- [What to work on]
Retype, word for word, every line starting at the line with "Extract the structured" and ending with the final line of the entries; skip the pictures.
## BEGIN Record set
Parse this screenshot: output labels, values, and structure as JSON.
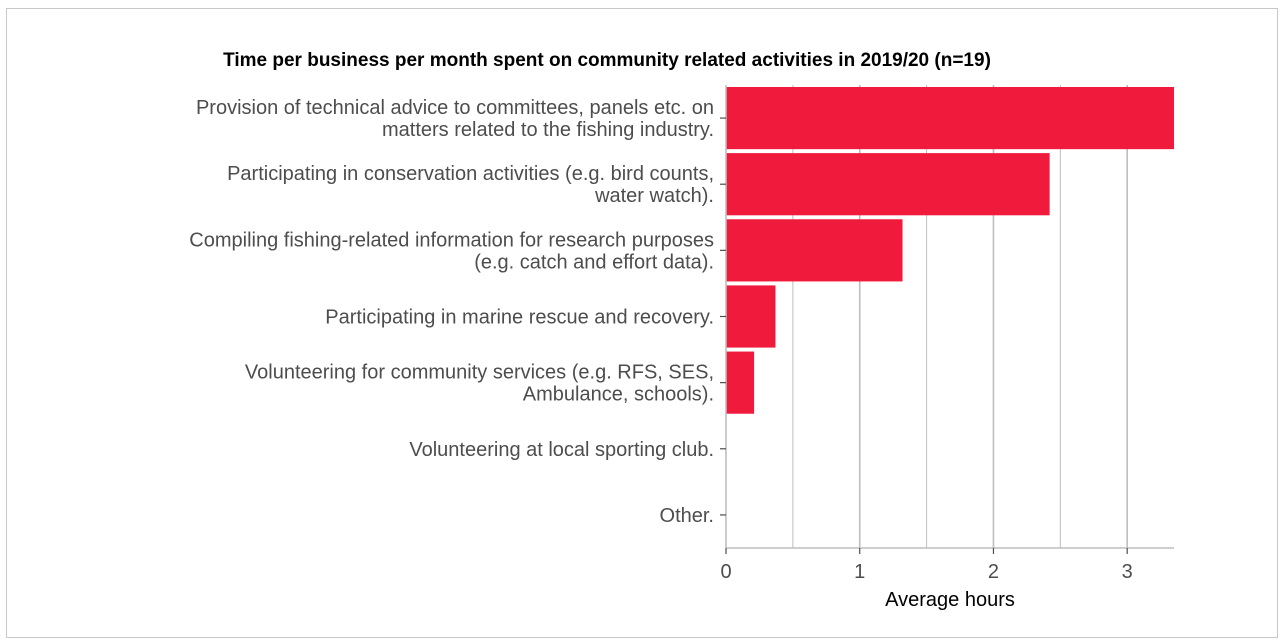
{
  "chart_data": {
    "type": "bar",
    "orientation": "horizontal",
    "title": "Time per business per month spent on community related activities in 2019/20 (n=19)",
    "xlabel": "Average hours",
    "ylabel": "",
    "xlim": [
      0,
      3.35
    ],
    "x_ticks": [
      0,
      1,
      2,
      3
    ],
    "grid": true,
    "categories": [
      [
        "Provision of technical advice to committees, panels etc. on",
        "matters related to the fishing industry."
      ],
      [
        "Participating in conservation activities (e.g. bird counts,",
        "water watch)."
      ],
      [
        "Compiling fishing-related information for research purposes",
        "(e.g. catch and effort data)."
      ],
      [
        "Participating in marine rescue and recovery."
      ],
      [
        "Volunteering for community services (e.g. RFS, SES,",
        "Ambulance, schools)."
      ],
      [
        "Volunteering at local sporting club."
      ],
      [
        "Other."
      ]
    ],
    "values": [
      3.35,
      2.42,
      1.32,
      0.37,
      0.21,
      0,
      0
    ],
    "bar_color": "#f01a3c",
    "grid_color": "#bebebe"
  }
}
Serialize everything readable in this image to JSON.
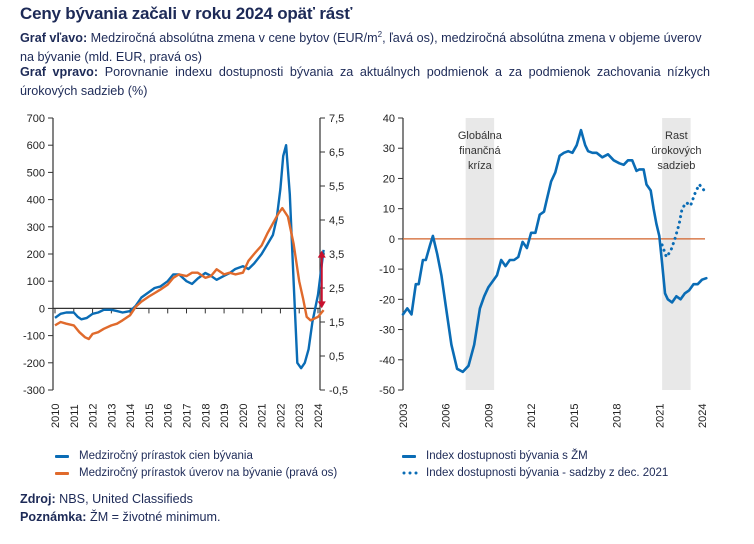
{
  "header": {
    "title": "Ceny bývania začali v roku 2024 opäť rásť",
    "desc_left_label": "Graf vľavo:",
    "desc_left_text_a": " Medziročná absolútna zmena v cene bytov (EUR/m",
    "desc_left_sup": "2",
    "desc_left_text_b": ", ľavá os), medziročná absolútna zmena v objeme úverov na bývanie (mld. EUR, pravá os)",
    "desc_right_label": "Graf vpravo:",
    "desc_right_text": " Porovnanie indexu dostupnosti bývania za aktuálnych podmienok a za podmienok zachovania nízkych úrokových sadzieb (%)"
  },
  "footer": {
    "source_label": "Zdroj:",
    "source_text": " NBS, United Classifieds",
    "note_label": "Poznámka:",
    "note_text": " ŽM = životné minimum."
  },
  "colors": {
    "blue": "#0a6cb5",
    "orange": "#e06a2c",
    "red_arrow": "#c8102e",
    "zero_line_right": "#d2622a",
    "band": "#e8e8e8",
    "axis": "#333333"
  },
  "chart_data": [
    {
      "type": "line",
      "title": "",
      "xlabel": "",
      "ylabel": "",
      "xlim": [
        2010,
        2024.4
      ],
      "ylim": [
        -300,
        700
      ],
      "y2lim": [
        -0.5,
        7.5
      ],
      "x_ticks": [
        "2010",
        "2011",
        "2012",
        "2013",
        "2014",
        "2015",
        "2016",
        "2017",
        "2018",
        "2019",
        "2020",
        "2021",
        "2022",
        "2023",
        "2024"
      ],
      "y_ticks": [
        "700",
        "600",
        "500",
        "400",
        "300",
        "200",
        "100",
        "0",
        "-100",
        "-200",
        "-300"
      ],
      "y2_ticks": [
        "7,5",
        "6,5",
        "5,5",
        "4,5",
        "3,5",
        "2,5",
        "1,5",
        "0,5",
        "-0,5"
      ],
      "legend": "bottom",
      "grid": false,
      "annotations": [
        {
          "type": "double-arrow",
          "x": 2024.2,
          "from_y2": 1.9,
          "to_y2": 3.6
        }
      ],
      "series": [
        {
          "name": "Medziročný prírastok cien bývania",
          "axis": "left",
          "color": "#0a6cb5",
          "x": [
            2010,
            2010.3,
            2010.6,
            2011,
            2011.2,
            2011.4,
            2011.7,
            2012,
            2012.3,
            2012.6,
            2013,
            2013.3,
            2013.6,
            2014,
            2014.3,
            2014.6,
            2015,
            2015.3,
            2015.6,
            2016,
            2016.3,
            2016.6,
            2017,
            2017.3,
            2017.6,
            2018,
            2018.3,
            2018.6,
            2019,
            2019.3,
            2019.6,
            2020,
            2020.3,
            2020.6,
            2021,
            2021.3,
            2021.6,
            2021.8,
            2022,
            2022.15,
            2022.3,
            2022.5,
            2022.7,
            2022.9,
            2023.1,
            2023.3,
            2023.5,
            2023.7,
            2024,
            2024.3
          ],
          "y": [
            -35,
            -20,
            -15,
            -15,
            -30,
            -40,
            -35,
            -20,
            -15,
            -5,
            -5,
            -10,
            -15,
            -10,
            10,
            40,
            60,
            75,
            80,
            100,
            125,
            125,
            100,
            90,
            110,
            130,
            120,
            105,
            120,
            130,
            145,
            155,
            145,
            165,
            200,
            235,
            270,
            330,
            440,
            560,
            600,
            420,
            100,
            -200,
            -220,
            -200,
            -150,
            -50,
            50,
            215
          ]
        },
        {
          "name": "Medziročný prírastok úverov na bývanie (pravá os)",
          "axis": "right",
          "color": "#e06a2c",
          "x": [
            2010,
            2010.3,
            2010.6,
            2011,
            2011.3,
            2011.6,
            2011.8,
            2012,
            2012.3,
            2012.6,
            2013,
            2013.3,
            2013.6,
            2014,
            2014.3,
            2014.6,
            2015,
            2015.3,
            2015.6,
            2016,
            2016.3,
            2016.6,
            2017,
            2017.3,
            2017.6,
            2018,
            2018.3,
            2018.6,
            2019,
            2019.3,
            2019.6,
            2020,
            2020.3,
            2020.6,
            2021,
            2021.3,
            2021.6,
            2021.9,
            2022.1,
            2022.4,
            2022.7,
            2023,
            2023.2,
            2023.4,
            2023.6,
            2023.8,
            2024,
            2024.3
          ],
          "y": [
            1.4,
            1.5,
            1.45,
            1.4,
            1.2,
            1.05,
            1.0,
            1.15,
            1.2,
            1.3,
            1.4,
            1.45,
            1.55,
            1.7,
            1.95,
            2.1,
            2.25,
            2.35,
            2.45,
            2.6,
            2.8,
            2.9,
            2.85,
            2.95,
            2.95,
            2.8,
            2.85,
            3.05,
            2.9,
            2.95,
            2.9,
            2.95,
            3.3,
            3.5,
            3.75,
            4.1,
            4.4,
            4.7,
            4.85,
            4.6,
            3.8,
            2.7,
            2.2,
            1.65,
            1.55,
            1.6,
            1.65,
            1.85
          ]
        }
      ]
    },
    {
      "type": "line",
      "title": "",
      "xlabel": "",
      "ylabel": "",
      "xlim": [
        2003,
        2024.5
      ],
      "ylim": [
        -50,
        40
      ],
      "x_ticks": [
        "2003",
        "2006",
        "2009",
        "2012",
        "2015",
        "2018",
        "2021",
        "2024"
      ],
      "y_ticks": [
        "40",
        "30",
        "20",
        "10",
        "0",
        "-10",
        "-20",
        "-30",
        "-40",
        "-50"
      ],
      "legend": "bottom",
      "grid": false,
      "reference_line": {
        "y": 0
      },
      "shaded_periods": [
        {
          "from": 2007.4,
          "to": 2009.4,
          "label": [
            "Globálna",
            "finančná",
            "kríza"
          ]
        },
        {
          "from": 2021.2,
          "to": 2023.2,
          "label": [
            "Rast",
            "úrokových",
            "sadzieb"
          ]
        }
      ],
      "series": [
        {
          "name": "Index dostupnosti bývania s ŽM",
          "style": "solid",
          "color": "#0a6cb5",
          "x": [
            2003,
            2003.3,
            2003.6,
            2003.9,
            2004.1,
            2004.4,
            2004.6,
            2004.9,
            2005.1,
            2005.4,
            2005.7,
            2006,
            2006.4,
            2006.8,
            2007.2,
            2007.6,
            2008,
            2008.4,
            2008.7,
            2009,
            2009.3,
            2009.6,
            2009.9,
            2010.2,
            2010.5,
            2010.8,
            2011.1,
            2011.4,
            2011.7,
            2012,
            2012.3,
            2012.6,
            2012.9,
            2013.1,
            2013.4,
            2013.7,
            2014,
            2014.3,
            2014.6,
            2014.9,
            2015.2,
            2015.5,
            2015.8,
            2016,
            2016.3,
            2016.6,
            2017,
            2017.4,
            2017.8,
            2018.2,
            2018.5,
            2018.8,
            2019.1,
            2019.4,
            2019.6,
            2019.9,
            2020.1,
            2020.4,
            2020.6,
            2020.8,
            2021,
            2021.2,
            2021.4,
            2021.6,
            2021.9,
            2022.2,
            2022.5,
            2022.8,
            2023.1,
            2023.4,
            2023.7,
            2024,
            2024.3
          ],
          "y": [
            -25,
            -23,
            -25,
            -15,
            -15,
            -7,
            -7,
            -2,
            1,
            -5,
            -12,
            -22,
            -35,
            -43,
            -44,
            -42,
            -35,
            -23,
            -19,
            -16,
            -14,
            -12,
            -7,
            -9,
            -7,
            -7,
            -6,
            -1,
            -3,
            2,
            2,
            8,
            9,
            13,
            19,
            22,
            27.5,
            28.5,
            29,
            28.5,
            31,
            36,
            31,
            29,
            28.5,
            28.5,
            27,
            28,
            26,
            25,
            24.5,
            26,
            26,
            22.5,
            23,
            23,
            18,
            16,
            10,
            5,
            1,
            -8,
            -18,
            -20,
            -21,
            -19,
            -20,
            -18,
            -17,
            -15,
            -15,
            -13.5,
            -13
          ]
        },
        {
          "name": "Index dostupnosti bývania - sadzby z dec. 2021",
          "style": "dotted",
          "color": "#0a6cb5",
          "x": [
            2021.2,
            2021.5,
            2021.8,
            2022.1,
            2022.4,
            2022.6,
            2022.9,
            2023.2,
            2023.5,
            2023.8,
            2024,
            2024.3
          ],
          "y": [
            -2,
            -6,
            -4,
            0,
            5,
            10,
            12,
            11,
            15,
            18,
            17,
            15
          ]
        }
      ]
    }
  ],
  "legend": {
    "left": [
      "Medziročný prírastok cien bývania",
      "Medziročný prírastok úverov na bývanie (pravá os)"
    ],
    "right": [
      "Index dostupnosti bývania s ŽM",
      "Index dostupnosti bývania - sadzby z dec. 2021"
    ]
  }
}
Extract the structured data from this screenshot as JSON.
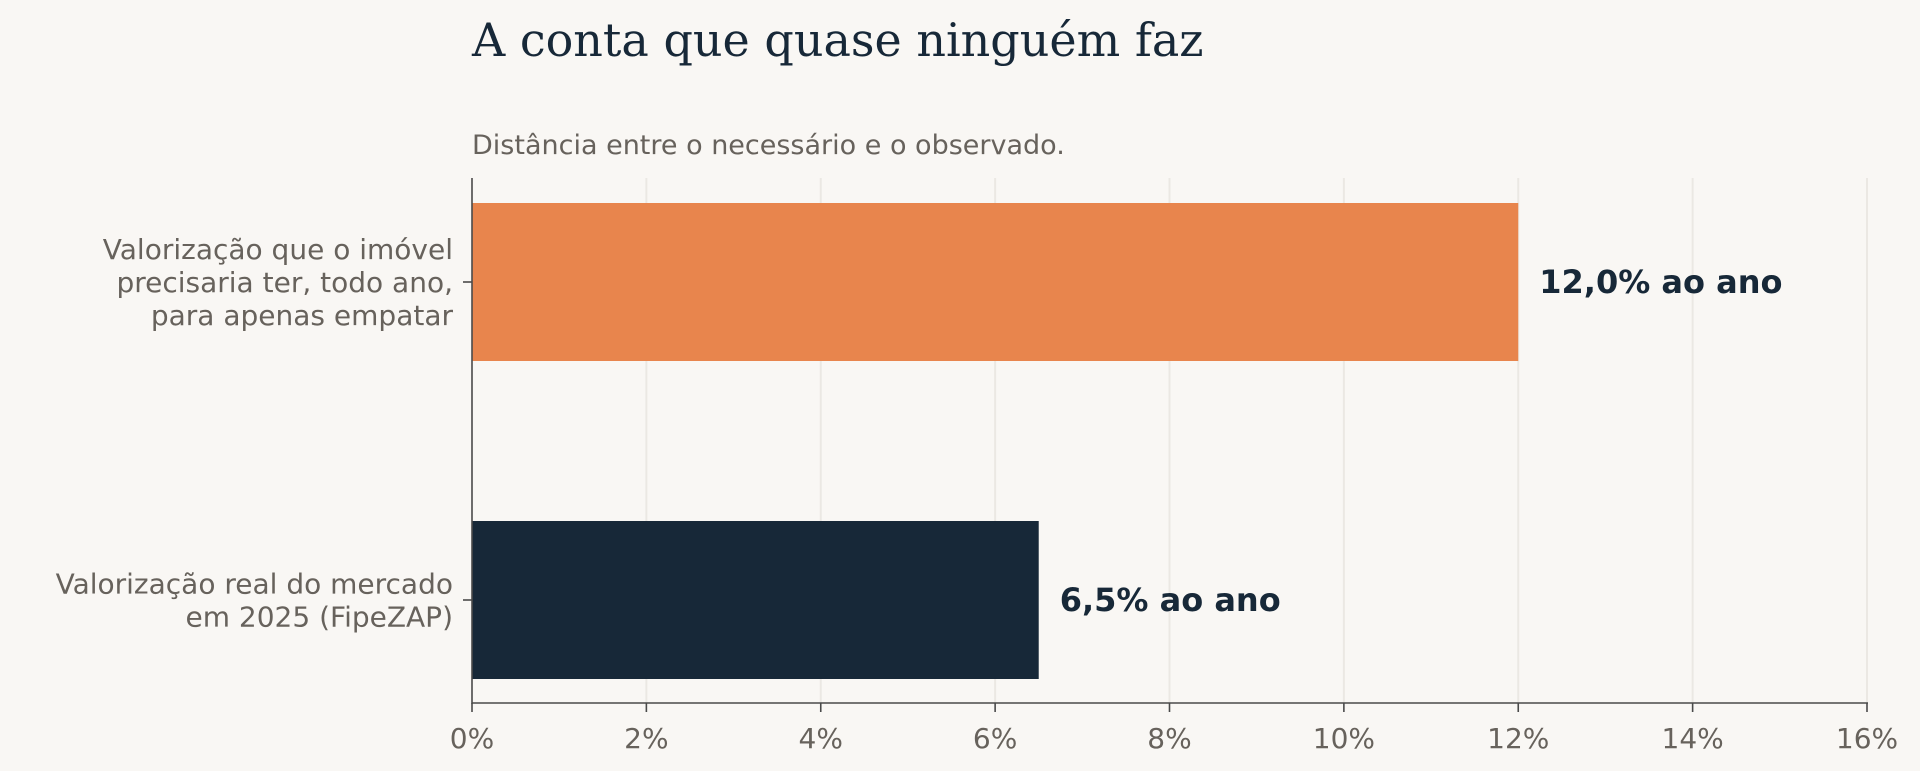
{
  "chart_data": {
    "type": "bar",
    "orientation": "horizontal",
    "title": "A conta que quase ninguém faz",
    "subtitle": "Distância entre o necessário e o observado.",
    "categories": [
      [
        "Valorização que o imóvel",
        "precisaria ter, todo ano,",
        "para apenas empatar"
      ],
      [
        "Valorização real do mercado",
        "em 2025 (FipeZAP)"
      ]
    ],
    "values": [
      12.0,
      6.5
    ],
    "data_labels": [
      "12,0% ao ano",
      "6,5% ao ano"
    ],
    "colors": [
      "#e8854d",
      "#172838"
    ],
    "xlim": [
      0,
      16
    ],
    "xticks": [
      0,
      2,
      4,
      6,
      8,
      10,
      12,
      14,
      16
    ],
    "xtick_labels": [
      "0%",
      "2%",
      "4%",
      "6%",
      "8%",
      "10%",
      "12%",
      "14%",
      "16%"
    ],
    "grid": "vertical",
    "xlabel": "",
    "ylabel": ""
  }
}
## END Record set
- [Exercise response]
Extract the structured data from this screenshot as JSON.
{
  "chart_data": {
    "type": "bar",
    "orientation": "horizontal",
    "title": "A conta que quase ninguém faz",
    "subtitle": "Distância entre o necessário e o observado.",
    "categories": [
      [
        "Valorização que o imóvel",
        "precisaria ter, todo ano,",
        "para apenas empatar"
      ],
      [
        "Valorização real do mercado",
        "em 2025 (FipeZAP)"
      ]
    ],
    "values": [
      12.0,
      6.5
    ],
    "data_labels": [
      "12,0% ao ano",
      "6,5% ao ano"
    ],
    "colors": [
      "#e8854d",
      "#172838"
    ],
    "xlim": [
      0,
      16
    ],
    "xticks": [
      0,
      2,
      4,
      6,
      8,
      10,
      12,
      14,
      16
    ],
    "xtick_labels": [
      "0%",
      "2%",
      "4%",
      "6%",
      "8%",
      "10%",
      "12%",
      "14%",
      "16%"
    ],
    "grid": "vertical",
    "xlabel": "",
    "ylabel": ""
  }
}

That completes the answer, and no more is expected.